**TASK DIRECTIONS:**
Go through the material below and copy each line where the word "Angebot" appears.

Collected data entries
*****

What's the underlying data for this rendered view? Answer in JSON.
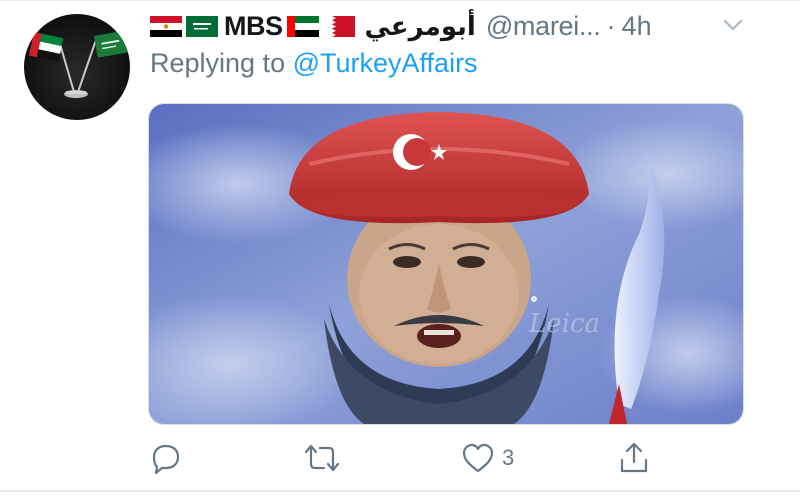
{
  "tweet": {
    "display_name": "MBS",
    "arabic_name": "أبومرعي",
    "handle": "@marei...",
    "separator": "·",
    "time": "4h",
    "reply_prefix": "Replying to",
    "reply_target": "@TurkeyAffairs",
    "image_watermark": "Leica",
    "header_flags": [
      "egypt-flag",
      "saudi-flag",
      "uae-flag",
      "bahrain-flag"
    ],
    "avatar_content": "uae and saudi desk flags",
    "actions": {
      "reply_icon": "reply-icon",
      "retweet_icon": "retweet-icon",
      "like_icon": "like-icon",
      "like_count": "3",
      "share_icon": "share-icon"
    }
  },
  "colors": {
    "primary_text": "#14171a",
    "secondary_text": "#657786",
    "link_blue": "#1da1f2",
    "divider": "#e6ecf0"
  }
}
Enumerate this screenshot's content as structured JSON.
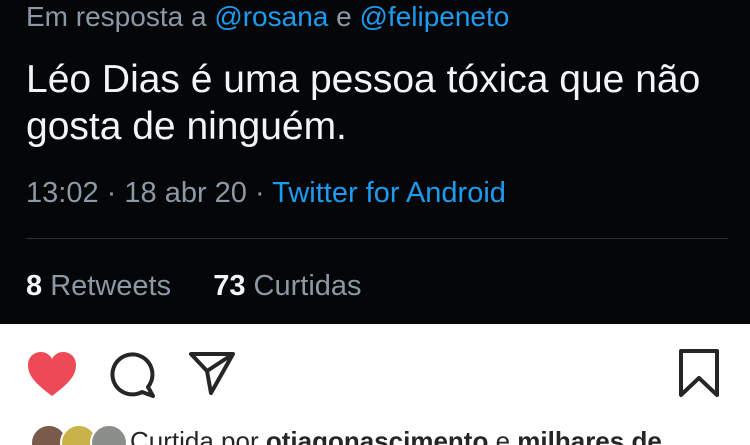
{
  "tweet": {
    "reply_prefix": "Em resposta a",
    "mention_1": "@rosana",
    "reply_and": "e",
    "mention_2": "@felipeneto",
    "text": "Léo Dias é uma pessoa tóxica que não gosta de ninguém.",
    "time": "13:02",
    "separator": "·",
    "date": "18 abr 20",
    "source": "Twitter for Android",
    "retweets_count": "8",
    "retweets_label": "Retweets",
    "likes_count": "73",
    "likes_label": "Curtidas"
  },
  "instagram": {
    "liked_prefix": "Curtida por",
    "liked_user": "otiagonascimento",
    "liked_and": "e",
    "liked_rest": "milhares de",
    "icons": [
      "heart-icon",
      "comment-icon",
      "share-icon",
      "bookmark-icon"
    ],
    "colors": {
      "heart": "#ed4956",
      "icon_stroke": "#262626"
    }
  }
}
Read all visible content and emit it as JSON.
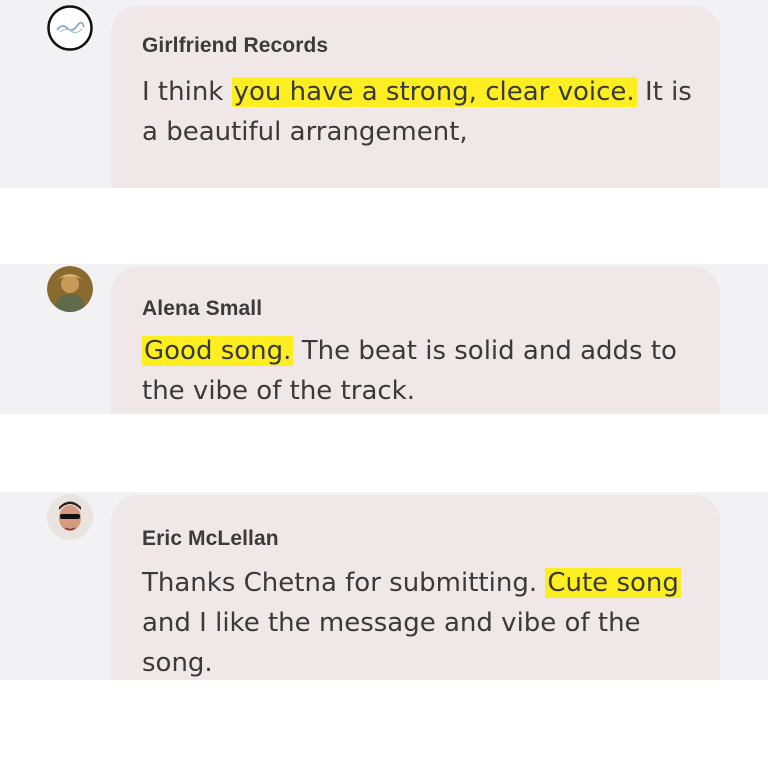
{
  "comments": [
    {
      "author": "Girlfriend Records",
      "avatar_icon": "label-logo-icon",
      "text_before": "I think ",
      "highlight": "you have a strong, clear voice.",
      "text_after": " It is a beautiful arrangement,"
    },
    {
      "author": "Alena Small",
      "avatar_icon": "user-photo-icon",
      "text_before": "",
      "highlight": "Good song.",
      "text_after": " The beat is solid and adds to the vibe of the track."
    },
    {
      "author": "Eric McLellan",
      "avatar_icon": "user-photo-icon",
      "text_before": "Thanks Chetna for submitting. ",
      "highlight": "Cute song",
      "text_after": " and I like the message and vibe of the song."
    }
  ],
  "colors": {
    "highlight": "#fcee21",
    "bubble": "#efe7e8",
    "panel": "#f2f2f4",
    "text": "#3a3a3a"
  }
}
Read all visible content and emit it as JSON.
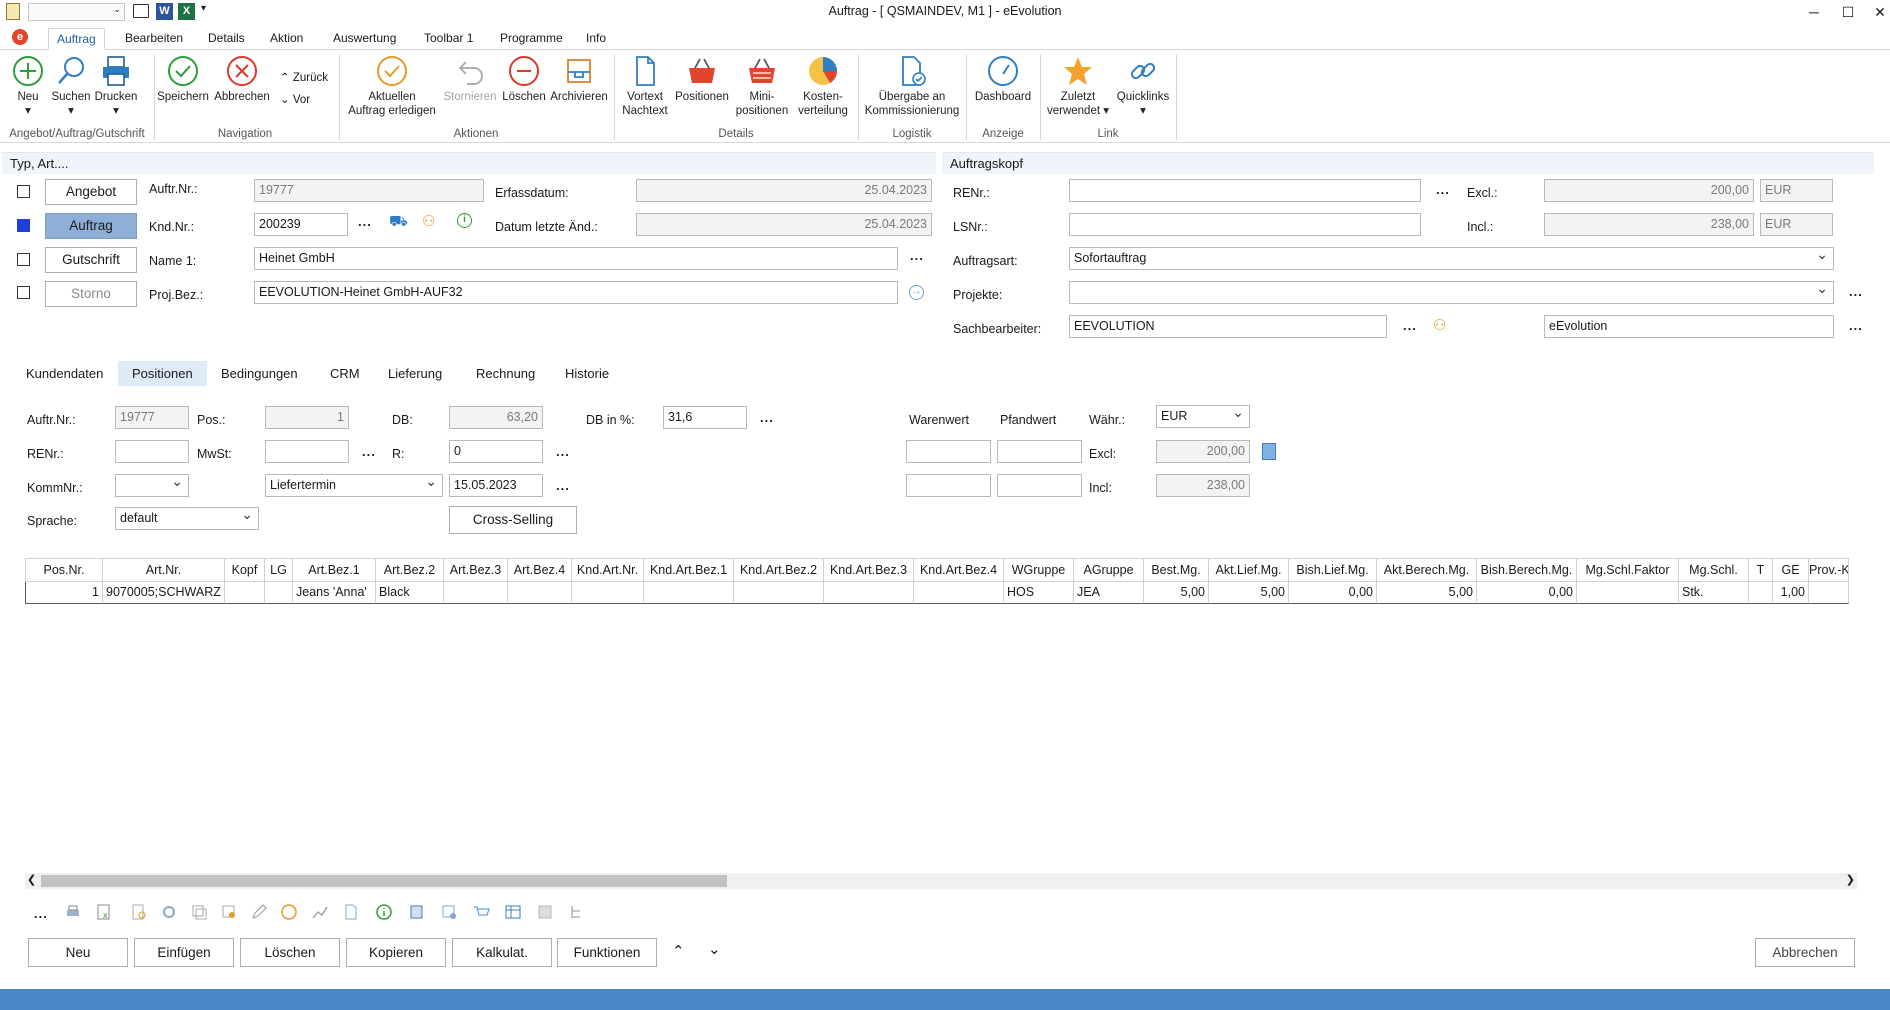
{
  "window": {
    "title": "Auftrag - [ QSMAINDEV, M1 ]  -  eEvolution",
    "minimize": "─",
    "maximize": "☐",
    "close": "✕"
  },
  "ribbon_tabs": [
    "Auftrag",
    "Bearbeiten",
    "Details",
    "Aktion",
    "Auswertung",
    "Toolbar 1",
    "Programme",
    "Info"
  ],
  "ribbon": {
    "neu": "Neu",
    "suchen": "Suchen",
    "drucken": "Drucken",
    "group_angebot": "Angebot/Auftrag/Gutschrift",
    "speichern": "Speichern",
    "abbrechen": "Abbrechen",
    "zurueck": "Zurück",
    "vor": "Vor",
    "group_navigation": "Navigation",
    "aktuellen_line1": "Aktuellen",
    "aktuellen_line2": "Auftrag erledigen",
    "stornieren": "Stornieren",
    "loeschen": "Löschen",
    "archivieren": "Archivieren",
    "group_aktionen": "Aktionen",
    "vortext_line1": "Vortext",
    "vortext_line2": "Nachtext",
    "positionen": "Positionen",
    "mini_line1": "Mini-",
    "mini_line2": "positionen",
    "kosten_line1": "Kosten-",
    "kosten_line2": "verteilung",
    "group_details": "Details",
    "uebergabe_line1": "Übergabe an",
    "uebergabe_line2": "Kommissionierung",
    "group_logistik": "Logistik",
    "dashboard": "Dashboard",
    "group_anzeige": "Anzeige",
    "zuletzt_line1": "Zuletzt",
    "zuletzt_line2": "verwendet",
    "quicklinks": "Quicklinks",
    "group_link": "Link"
  },
  "typ_section": {
    "header": "Typ, Art....",
    "angebot": "Angebot",
    "auftrag": "Auftrag",
    "gutschrift": "Gutschrift",
    "storno": "Storno",
    "auftr_nr_label": "Auftr.Nr.:",
    "auftr_nr": "19777",
    "knd_nr_label": "Knd.Nr.:",
    "knd_nr": "200239",
    "name1_label": "Name 1:",
    "name1": "Heinet GmbH",
    "projbez_label": "Proj.Bez.:",
    "projbez": "EEVOLUTION-Heinet GmbH-AUF32",
    "erfassdatum_label": "Erfassdatum:",
    "erfassdatum": "25.04.2023",
    "letzte_aend_label": "Datum letzte Änd.:",
    "letzte_aend": "25.04.2023",
    "ellipsis": "..."
  },
  "kopf_section": {
    "header": "Auftragskopf",
    "renr_label": "RENr.:",
    "renr": "",
    "lsnr_label": "LSNr.:",
    "lsnr": "",
    "excl_label": "Excl.:",
    "excl": "200,00",
    "incl_label": "Incl.:",
    "incl": "238,00",
    "currency": "EUR",
    "auftragsart_label": "Auftragsart:",
    "auftragsart": "Sofortauftrag",
    "projekte_label": "Projekte:",
    "projekte": "",
    "sachbearbeiter_label": "Sachbearbeiter:",
    "sachbearbeiter": "EEVOLUTION",
    "sachbearbeiter_name": "eEvolution"
  },
  "tabs": [
    "Kundendaten",
    "Positionen",
    "Bedingungen",
    "CRM",
    "Lieferung",
    "Rechnung",
    "Historie"
  ],
  "positionen": {
    "auftr_nr_label": "Auftr.Nr.:",
    "auftr_nr": "19777",
    "pos_label": "Pos.:",
    "pos": "1",
    "db_label": "DB:",
    "db": "63,20",
    "db_pct_label": "DB in %:",
    "db_pct": "31,6",
    "renr_label": "RENr.:",
    "mwst_label": "MwSt:",
    "r_label": "R:",
    "r": "0",
    "kommnr_label": "KommNr.:",
    "liefertermin": "Liefertermin",
    "liefertermin_date": "15.05.2023",
    "sprache_label": "Sprache:",
    "sprache": "default",
    "cross_selling": "Cross-Selling",
    "warenwert_label": "Warenwert",
    "pfandwert_label": "Pfandwert",
    "waehr_label": "Währ.:",
    "waehr": "EUR",
    "excl_label": "Excl:",
    "excl": "200,00",
    "incl_label": "Incl:",
    "incl": "238,00",
    "ellipsis": "..."
  },
  "grid": {
    "columns": [
      "Pos.Nr.",
      "Art.Nr.",
      "Kopf",
      "LG",
      "Art.Bez.1",
      "Art.Bez.2",
      "Art.Bez.3",
      "Art.Bez.4",
      "Knd.Art.Nr.",
      "Knd.Art.Bez.1",
      "Knd.Art.Bez.2",
      "Knd.Art.Bez.3",
      "Knd.Art.Bez.4",
      "WGruppe",
      "AGruppe",
      "Best.Mg.",
      "Akt.Lief.Mg.",
      "Bish.Lief.Mg.",
      "Akt.Berech.Mg.",
      "Bish.Berech.Mg.",
      "Mg.Schl.Faktor",
      "Mg.Schl.",
      "T",
      "GE",
      "Prov.-K"
    ],
    "rows": [
      [
        "1",
        "9070005;SCHWARZ",
        "",
        "",
        "Jeans 'Anna'",
        "Black",
        "",
        "",
        "",
        "",
        "",
        "",
        "",
        "HOS",
        "JEA",
        "5,00",
        "5,00",
        "0,00",
        "5,00",
        "0,00",
        "",
        "Stk.",
        "",
        "1,00",
        ""
      ]
    ]
  },
  "toolbar_dots": "...",
  "bottom_buttons": {
    "neu": "Neu",
    "einfuegen": "Einfügen",
    "loeschen": "Löschen",
    "kopieren": "Kopieren",
    "kalkulat": "Kalkulat.",
    "funktionen": "Funktionen",
    "abbrechen": "Abbrechen"
  }
}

*****

**CORRECT RESPONSE:**
    "group_angebot": "Angebot/Auftrag/Gutschrift",
    "angebot": "Angebot",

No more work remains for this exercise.